(Stored entries)
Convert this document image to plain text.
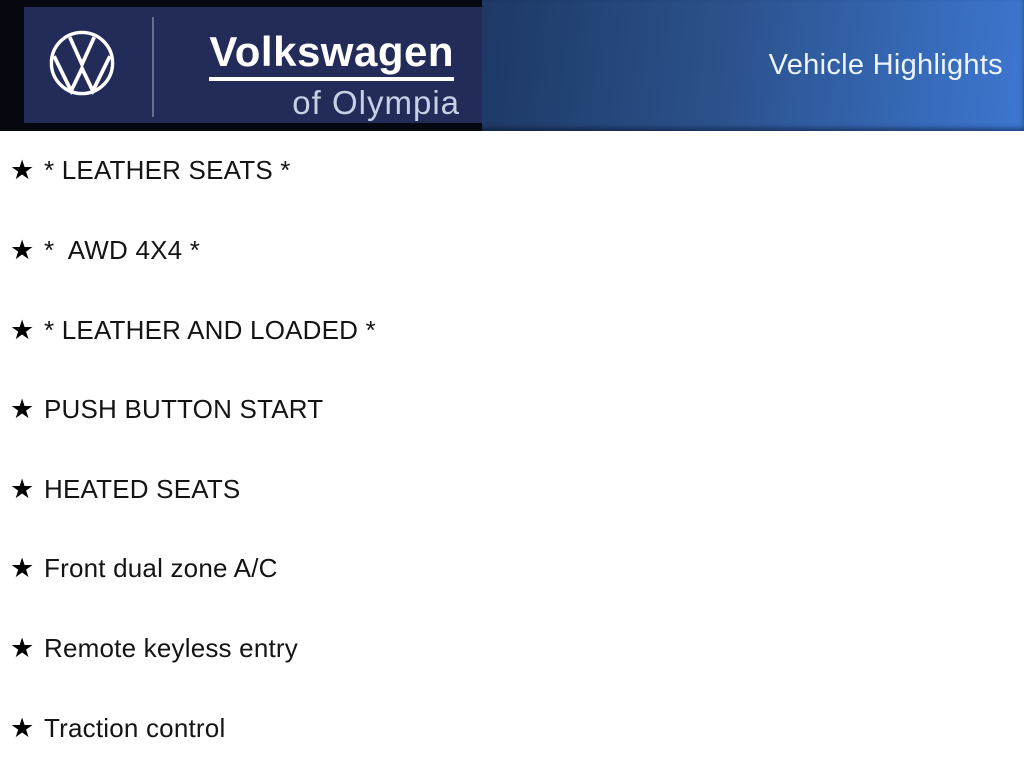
Volkswagen
of Olympia
Vehicle Highlights
★ * LEATHER SEATS *
★ *  AWD 4X4 *
★ * LEATHER AND LOADED *
★ PUSH BUTTON START
★ HEATED SEATS
★ Front dual zone A/C
★ Remote keyless entry
★ Traction control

- _PROMPT_: Leave images out of the retyped records; keep all else exact.

- _TASK SOLUTION_:
Convert this document image to plain text.
Volkswagen
of Olympia
Vehicle Highlights
★ * LEATHER SEATS *
★ *  AWD 4X4 *
★ * LEATHER AND LOADED *
★ PUSH BUTTON START
★ HEATED SEATS
★ Front dual zone A/C
★ Remote keyless entry
★ Traction control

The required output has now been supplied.